>> BEGIN
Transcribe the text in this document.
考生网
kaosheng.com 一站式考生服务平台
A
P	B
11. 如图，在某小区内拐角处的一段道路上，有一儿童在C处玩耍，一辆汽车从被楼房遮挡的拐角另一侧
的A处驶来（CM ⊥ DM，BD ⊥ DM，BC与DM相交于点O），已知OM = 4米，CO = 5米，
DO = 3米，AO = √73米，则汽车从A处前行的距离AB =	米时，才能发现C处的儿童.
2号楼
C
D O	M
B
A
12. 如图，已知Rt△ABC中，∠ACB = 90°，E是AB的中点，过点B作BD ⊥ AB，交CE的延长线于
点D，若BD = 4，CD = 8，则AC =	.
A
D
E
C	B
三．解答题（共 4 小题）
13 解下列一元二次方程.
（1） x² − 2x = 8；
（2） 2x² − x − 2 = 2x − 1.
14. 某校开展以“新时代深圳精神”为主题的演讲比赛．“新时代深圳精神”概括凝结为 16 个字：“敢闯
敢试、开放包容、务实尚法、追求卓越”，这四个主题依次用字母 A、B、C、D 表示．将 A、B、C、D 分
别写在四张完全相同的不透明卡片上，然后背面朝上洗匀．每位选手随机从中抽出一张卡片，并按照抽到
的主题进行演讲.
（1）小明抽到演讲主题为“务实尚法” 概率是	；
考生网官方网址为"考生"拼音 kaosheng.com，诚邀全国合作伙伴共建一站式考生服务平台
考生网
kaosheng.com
>> END
Required work =
Find the lines containing "kaosheng" and list every one of them.

Right answer =
kaosheng.com 一站式考生服务平台
考生网官方网址为"考生"拼音 kaosheng.com，诚邀全国合作伙伴共建一站式考生服务平台
kaosheng.com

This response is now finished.